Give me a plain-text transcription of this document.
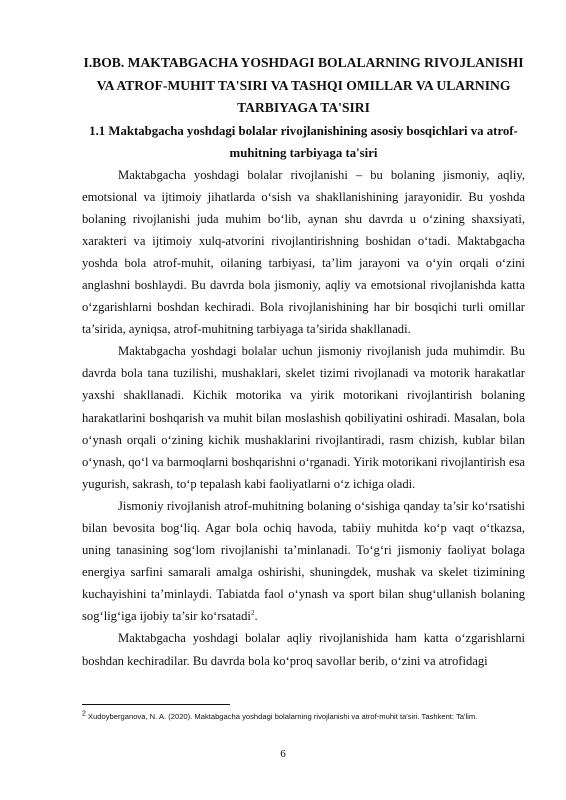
​

I.BOB. MAKTABGACHA YOSHDAGI BOLALARNING RIVOJLANISHI VA ATROF-MUHIT TA'SIRI VA TASHQI OMILLAR VA ULARNING TARBIYAGA TA'SIRI

1.1 Maktabgacha yoshdagi bolalar rivojlanishining asosiy bosqichlari va atrof-muhitning tarbiyaga ta'siri

Maktabgacha yoshdagi bolalar rivojlanishi – bu bolaning jismoniy, aqliy, emotsional va ijtimoiy jihatlarda o‘sish va shakllanishining jarayonidir. Bu yoshda bolaning rivojlanishi juda muhim bo‘lib, aynan shu davrda u o‘zining shaxsiyati, xarakteri va ijtimoiy xulq-atvorini rivojlantirishning boshidan o‘tadi. Maktabgacha yoshda bola atrof-muhit, oilaning tarbiyasi, ta’lim jarayoni va o‘yin orqali o‘zini anglashni boshlaydi. Bu davrda bola jismoniy, aqliy va emotsional rivojlanishda katta o‘zgarishlarni boshdan kechiradi. Bola rivojlanishining har bir bosqichi turli omillar ta’sirida, ayniqsa, atrof-muhitning tarbiyaga ta’sirida shakllanadi.

Maktabgacha yoshdagi bolalar uchun jismoniy rivojlanish juda muhimdir. Bu davrda bola tana tuzilishi, mushaklari, skelet tizimi rivojlanadi va motorik harakatlar yaxshi shakllanadi. Kichik motorika va yirik motorikani rivojlantirish bolaning harakatlarini boshqarish va muhit bilan moslashish qobiliyatini oshiradi. Masalan, bola o‘ynash orqali o‘zining kichik mushaklarini rivojlantiradi, rasm chizish, kublar bilan o‘ynash, qo‘l va barmoqlarni boshqarishni o‘rganadi. Yirik motorikani rivojlantirish esa yugurish, sakrash, to‘p tepalash kabi faoliyatlarni o‘z ichiga oladi.

Jismoniy rivojlanish atrof-muhitning bolaning o‘sishiga qanday ta’sir ko‘rsatishi bilan bevosita bog‘liq. Agar bola ochiq havoda, tabiiy muhitda ko‘p vaqt o‘tkazsa, uning tanasining sog‘lom rivojlanishi ta’minlanadi. To‘g‘ri jismoniy faoliyat bolaga energiya sarfini samarali amalga oshirishi, shuningdek, mushak va skelet tizimining kuchayishini ta’minlaydi. Tabiatda faol o‘ynash va sport bilan shug‘ullanish bolaning sog‘lig‘iga ijobiy ta’sir ko‘rsatadi$^2$.

Maktabgacha yoshdagi bolalar aqliy rivojlanishida ham katta o‘zgarishlarni boshdan kechiradilar. Bu davrda bola ko‘proq savollar berib, o‘zini va atrofidagi

$^2$ Xudoyberganova, N. A. (2020). Maktabgacha yoshdagi bolalarning rivojlanishi va atrof-muhit ta'siri. Tashkent: Ta'lim.

6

....................

Exercise task: Select every line in the material above where the string "juda" occurs, and copy it.

Solved exercise:
Maktabgacha yoshdagi bolalar rivojlanishi – bu bolaning jismoniy, aqliy, emotsional va ijtimoiy jihatlarda o‘sish va shakllanishining jarayonidir. Bu yoshda bolaning rivojlanishi juda muhim bo‘lib, aynan shu davrda u o‘zining shaxsiyati, xarakteri va ijtimoiy xulq-atvorini rivojlantirishning boshidan o‘tadi. Maktabgacha yoshda bola atrof-muhit, oilaning tarbiyasi, ta’lim jarayoni va o‘yin orqali o‘zini anglashni boshlaydi. Bu davrda bola jismoniy, aqliy va emotsional rivojlanishda katta o‘zgarishlarni boshdan kechiradi. Bola rivojlanishining har bir bosqichi turli omillar ta’sirida, ayniqsa, atrof-muhitning tarbiyaga ta’sirida shakllanadi.
Maktabgacha yoshdagi bolalar uchun jismoniy rivojlanish juda muhimdir. Bu davrda bola tana tuzilishi, mushaklari, skelet tizimi rivojlanadi va motorik harakatlar yaxshi shakllanadi. Kichik motorika va yirik motorikani rivojlantirish bolaning harakatlarini boshqarish va muhit bilan moslashish qobiliyatini oshiradi. Masalan, bola o‘ynash orqali o‘zining kichik mushaklarini rivojlantiradi, rasm chizish, kublar bilan o‘ynash, qo‘l va barmoqlarni boshqarishni o‘rganadi. Yirik motorikani rivojlantirish esa yugurish, sakrash, to‘p tepalash kabi faoliyatlarni o‘z ichiga oladi.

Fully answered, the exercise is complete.